YOUR OBJECTIVE: Extract every line below, verbatim.

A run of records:
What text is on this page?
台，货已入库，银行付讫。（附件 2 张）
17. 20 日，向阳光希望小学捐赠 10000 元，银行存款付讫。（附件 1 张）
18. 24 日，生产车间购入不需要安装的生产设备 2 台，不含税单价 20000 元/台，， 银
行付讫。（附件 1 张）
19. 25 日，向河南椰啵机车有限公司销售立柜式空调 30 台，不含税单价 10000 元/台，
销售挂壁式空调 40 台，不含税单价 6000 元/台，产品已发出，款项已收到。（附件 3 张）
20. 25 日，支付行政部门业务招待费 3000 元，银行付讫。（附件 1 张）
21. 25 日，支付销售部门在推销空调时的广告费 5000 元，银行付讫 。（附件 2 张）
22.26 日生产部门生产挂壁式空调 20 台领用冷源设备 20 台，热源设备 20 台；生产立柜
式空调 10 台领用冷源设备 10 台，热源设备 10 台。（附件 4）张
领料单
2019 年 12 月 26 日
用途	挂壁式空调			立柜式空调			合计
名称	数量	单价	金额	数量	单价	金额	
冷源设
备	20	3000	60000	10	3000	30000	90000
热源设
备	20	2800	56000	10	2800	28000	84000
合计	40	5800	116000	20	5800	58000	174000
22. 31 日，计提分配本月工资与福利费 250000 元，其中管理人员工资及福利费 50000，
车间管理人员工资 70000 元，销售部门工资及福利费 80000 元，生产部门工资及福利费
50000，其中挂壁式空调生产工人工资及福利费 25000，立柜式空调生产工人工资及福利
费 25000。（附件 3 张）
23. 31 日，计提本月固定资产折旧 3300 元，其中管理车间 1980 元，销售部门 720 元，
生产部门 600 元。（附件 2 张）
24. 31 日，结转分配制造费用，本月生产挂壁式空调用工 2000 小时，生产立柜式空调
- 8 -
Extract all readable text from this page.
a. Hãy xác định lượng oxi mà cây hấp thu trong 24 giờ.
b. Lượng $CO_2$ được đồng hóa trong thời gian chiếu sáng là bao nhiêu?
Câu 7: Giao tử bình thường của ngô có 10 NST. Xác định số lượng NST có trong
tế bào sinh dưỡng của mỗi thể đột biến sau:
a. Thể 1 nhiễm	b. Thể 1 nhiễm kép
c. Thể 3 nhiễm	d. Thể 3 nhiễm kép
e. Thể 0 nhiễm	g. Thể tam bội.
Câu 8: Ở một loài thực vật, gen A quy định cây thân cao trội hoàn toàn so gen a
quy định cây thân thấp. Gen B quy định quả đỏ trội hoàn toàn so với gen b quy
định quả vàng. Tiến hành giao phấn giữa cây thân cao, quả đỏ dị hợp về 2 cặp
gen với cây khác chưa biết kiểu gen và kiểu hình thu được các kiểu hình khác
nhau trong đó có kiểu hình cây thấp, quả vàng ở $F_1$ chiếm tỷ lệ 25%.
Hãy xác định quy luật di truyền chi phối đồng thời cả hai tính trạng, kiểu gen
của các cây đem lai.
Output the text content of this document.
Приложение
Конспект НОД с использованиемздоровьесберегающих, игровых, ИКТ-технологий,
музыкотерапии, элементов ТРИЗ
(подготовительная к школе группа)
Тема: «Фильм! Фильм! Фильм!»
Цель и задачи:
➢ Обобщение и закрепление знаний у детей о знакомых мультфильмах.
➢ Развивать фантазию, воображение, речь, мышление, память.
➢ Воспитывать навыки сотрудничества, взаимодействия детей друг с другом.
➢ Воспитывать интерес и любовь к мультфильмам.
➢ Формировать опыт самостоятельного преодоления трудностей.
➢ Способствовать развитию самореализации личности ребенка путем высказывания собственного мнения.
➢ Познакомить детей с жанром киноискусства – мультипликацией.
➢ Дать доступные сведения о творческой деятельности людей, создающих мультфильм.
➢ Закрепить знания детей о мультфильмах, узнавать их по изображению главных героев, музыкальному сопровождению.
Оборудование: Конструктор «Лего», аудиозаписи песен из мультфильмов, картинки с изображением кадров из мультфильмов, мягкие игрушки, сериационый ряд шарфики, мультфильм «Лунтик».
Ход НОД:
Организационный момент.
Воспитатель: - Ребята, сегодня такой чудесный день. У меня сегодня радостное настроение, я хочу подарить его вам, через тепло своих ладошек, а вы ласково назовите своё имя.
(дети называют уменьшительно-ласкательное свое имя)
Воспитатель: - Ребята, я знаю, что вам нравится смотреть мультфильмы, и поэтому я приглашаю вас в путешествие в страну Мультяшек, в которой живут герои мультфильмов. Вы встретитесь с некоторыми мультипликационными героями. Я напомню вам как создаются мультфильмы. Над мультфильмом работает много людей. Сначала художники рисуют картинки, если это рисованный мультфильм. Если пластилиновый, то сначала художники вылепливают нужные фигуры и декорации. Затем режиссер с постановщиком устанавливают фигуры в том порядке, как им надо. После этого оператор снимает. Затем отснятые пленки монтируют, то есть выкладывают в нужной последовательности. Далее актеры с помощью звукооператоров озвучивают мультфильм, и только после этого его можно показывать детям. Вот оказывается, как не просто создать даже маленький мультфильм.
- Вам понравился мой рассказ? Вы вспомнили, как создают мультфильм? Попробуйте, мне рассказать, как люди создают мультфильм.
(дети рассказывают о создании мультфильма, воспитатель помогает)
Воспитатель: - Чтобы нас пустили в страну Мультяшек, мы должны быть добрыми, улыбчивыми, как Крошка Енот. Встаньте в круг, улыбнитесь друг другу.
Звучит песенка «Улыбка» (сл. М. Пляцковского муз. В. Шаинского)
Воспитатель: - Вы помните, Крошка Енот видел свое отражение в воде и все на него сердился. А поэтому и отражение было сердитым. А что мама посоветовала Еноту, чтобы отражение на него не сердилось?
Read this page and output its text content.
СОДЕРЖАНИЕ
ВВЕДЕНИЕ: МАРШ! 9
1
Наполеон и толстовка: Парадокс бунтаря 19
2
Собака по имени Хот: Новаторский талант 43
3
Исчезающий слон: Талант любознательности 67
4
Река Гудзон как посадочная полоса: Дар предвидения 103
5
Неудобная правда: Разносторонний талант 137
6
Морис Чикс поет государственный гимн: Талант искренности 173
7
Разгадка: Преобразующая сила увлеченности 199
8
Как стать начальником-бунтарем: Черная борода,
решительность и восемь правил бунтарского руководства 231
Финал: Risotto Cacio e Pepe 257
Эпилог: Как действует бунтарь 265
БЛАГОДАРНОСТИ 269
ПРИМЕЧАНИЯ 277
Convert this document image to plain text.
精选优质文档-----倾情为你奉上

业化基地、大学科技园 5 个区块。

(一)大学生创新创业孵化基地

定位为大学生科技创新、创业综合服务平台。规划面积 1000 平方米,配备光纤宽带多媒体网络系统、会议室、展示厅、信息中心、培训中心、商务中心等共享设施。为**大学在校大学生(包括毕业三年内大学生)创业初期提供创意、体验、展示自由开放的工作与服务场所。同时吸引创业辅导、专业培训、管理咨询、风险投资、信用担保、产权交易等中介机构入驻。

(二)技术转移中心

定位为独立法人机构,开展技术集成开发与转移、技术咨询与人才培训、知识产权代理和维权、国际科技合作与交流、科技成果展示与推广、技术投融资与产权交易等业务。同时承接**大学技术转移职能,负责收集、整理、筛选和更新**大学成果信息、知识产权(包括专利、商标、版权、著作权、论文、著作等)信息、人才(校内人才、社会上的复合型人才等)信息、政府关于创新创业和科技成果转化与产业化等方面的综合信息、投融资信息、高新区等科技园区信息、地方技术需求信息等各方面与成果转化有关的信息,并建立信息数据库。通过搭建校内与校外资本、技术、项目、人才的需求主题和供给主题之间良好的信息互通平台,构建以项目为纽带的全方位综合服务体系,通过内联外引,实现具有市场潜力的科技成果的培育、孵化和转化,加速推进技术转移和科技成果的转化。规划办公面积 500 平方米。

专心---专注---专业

FINAL RESULT:
What text is on this page?
台，货已入库，银行付讫。（附件 2 张）
17. 20 日，向阳光希望小学捐赠 10000 元，银行存款付讫。（附件 1 张）
18. 24 日，生产车间购入不需要安装的生产设备 2 台，不含税单价 20000 元/台，， 银
行付讫。（附件 1 张）
19. 25 日，向河南椰啵机车有限公司销售立柜式空调 30 台，不含税单价 10000 元/台，
销售挂壁式空调 40 台，不含税单价 6000 元/台，产品已发出，款项已收到。（附件 3 张）
20. 25 日，支付行政部门业务招待费 3000 元，银行付讫。（附件 1 张）
21. 25 日，支付销售部门在推销空调时的广告费 5000 元，银行付讫 。（附件 2 张）
22.26 日生产部门生产挂壁式空调 20 台领用冷源设备 20 台，热源设备 20 台；生产立柜
式空调 10 台领用冷源设备 10 台，热源设备 10 台。（附件 4）张
领料单
2019 年 12 月 26 日
用途	挂壁式空调			立柜式空调			合计
名称	数量	单价	金额	数量	单价	金额	
冷源设
备	20	3000	60000	10	3000	30000	90000
热源设
备	20	2800	56000	10	2800	28000	84000
合计	40	5800	116000	20	5800	58000	174000
22. 31 日，计提分配本月工资与福利费 250000 元，其中管理人员工资及福利费 50000，
车间管理人员工资 70000 元，销售部门工资及福利费 80000 元，生产部门工资及福利费
50000，其中挂壁式空调生产工人工资及福利费 25000，立柜式空调生产工人工资及福利
费 25000。（附件 3 张）
23. 31 日，计提本月固定资产折旧 3300 元，其中管理车间 1980 元，销售部门 720 元，
生产部门 600 元。（附件 2 张）
24. 31 日，结转分配制造费用，本月生产挂壁式空调用工 2000 小时，生产立柜式空调
- 8 -
Extract all readable text from this page.
a. Hãy xác định lượng oxi mà cây hấp thu trong 24 giờ.
b. Lượng $CO_2$ được đồng hóa trong thời gian chiếu sáng là bao nhiêu?
Câu 7: Giao tử bình thường của ngô có 10 NST. Xác định số lượng NST có trong
tế bào sinh dưỡng của mỗi thể đột biến sau:
a. Thể 1 nhiễm	b. Thể 1 nhiễm kép
c. Thể 3 nhiễm	d. Thể 3 nhiễm kép
e. Thể 0 nhiễm	g. Thể tam bội.
Câu 8: Ở một loài thực vật, gen A quy định cây thân cao trội hoàn toàn so gen a
quy định cây thân thấp. Gen B quy định quả đỏ trội hoàn toàn so với gen b quy
định quả vàng. Tiến hành giao phấn giữa cây thân cao, quả đỏ dị hợp về 2 cặp
gen với cây khác chưa biết kiểu gen và kiểu hình thu được các kiểu hình khác
nhau trong đó có kiểu hình cây thấp, quả vàng ở $F_1$ chiếm tỷ lệ 25%.
Hãy xác định quy luật di truyền chi phối đồng thời cả hai tính trạng, kiểu gen
của các cây đem lai.
Output the text content of this document.
Приложение
Конспект НОД с использованиемздоровьесберегающих, игровых, ИКТ-технологий,
музыкотерапии, элементов ТРИЗ
(подготовительная к школе группа)
Тема: «Фильм! Фильм! Фильм!»
Цель и задачи:
➢ Обобщение и закрепление знаний у детей о знакомых мультфильмах.
➢ Развивать фантазию, воображение, речь, мышление, память.
➢ Воспитывать навыки сотрудничества, взаимодействия детей друг с другом.
➢ Воспитывать интерес и любовь к мультфильмам.
➢ Формировать опыт самостоятельного преодоления трудностей.
➢ Способствовать развитию самореализации личности ребенка путем высказывания собственного мнения.
➢ Познакомить детей с жанром киноискусства – мультипликацией.
➢ Дать доступные сведения о творческой деятельности людей, создающих мультфильм.
➢ Закрепить знания детей о мультфильмах, узнавать их по изображению главных героев, музыкальному сопровождению.
Оборудование: Конструктор «Лего», аудиозаписи песен из мультфильмов, картинки с изображением кадров из мультфильмов, мягкие игрушки, сериационый ряд шарфики, мультфильм «Лунтик».
Ход НОД:
Организационный момент.
Воспитатель: - Ребята, сегодня такой чудесный день. У меня сегодня радостное настроение, я хочу подарить его вам, через тепло своих ладошек, а вы ласково назовите своё имя.
(дети называют уменьшительно-ласкательное свое имя)
Воспитатель: - Ребята, я знаю, что вам нравится смотреть мультфильмы, и поэтому я приглашаю вас в путешествие в страну Мультяшек, в которой живут герои мультфильмов. Вы встретитесь с некоторыми мультипликационными героями. Я напомню вам как создаются мультфильмы. Над мультфильмом работает много людей. Сначала художники рисуют картинки, если это рисованный мультфильм. Если пластилиновый, то сначала художники вылепливают нужные фигуры и декорации. Затем режиссер с постановщиком устанавливают фигуры в том порядке, как им надо. После этого оператор снимает. Затем отснятые пленки монтируют, то есть выкладывают в нужной последовательности. Далее актеры с помощью звукооператоров озвучивают мультфильм, и только после этого его можно показывать детям. Вот оказывается, как не просто создать даже маленький мультфильм.
- Вам понравился мой рассказ? Вы вспомнили, как создают мультфильм? Попробуйте, мне рассказать, как люди создают мультфильм.
(дети рассказывают о создании мультфильма, воспитатель помогает)
Воспитатель: - Чтобы нас пустили в страну Мультяшек, мы должны быть добрыми, улыбчивыми, как Крошка Енот. Встаньте в круг, улыбнитесь друг другу.
Звучит песенка «Улыбка» (сл. М. Пляцковского муз. В. Шаинского)
Воспитатель: - Вы помните, Крошка Енот видел свое отражение в воде и все на него сердился. А поэтому и отражение было сердитым. А что мама посоветовала Еноту, чтобы отражение на него не сердилось?
Read this page and output its text content.
СОДЕРЖАНИЕ
ВВЕДЕНИЕ: МАРШ! 9
1
Наполеон и толстовка: Парадокс бунтаря 19
2
Собака по имени Хот: Новаторский талант 43
3
Исчезающий слон: Талант любознательности 67
4
Река Гудзон как посадочная полоса: Дар предвидения 103
5
Неудобная правда: Разносторонний талант 137
6
Морис Чикс поет государственный гимн: Талант искренности 173
7
Разгадка: Преобразующая сила увлеченности 199
8
Как стать начальником-бунтарем: Черная борода,
решительность и восемь правил бунтарского руководства 231
Финал: Risotto Cacio e Pepe 257
Эпилог: Как действует бунтарь 265
БЛАГОДАРНОСТИ 269
ПРИМЕЧАНИЯ 277
Convert this document image to plain text.
精选优质文档-----倾情为你奉上

业化基地、大学科技园 5 个区块。

(一)大学生创新创业孵化基地

定位为大学生科技创新、创业综合服务平台。规划面积 1000 平方米,配备光纤宽带多媒体网络系统、会议室、展示厅、信息中心、培训中心、商务中心等共享设施。为**大学在校大学生(包括毕业三年内大学生)创业初期提供创意、体验、展示自由开放的工作与服务场所。同时吸引创业辅导、专业培训、管理咨询、风险投资、信用担保、产权交易等中介机构入驻。

(二)技术转移中心

定位为独立法人机构,开展技术集成开发与转移、技术咨询与人才培训、知识产权代理和维权、国际科技合作与交流、科技成果展示与推广、技术投融资与产权交易等业务。同时承接**大学技术转移职能,负责收集、整理、筛选和更新**大学成果信息、知识产权(包括专利、商标、版权、著作权、论文、著作等)信息、人才(校内人才、社会上的复合型人才等)信息、政府关于创新创业和科技成果转化与产业化等方面的综合信息、投融资信息、高新区等科技园区信息、地方技术需求信息等各方面与成果转化有关的信息,并建立信息数据库。通过搭建校内与校外资本、技术、项目、人才的需求主题和供给主题之间良好的信息互通平台,构建以项目为纽带的全方位综合服务体系,通过内联外引,实现具有市场潜力的科技成果的培育、孵化和转化,加速推进技术转移和科技成果的转化。规划办公面积 500 平方米。

专心---专注---专业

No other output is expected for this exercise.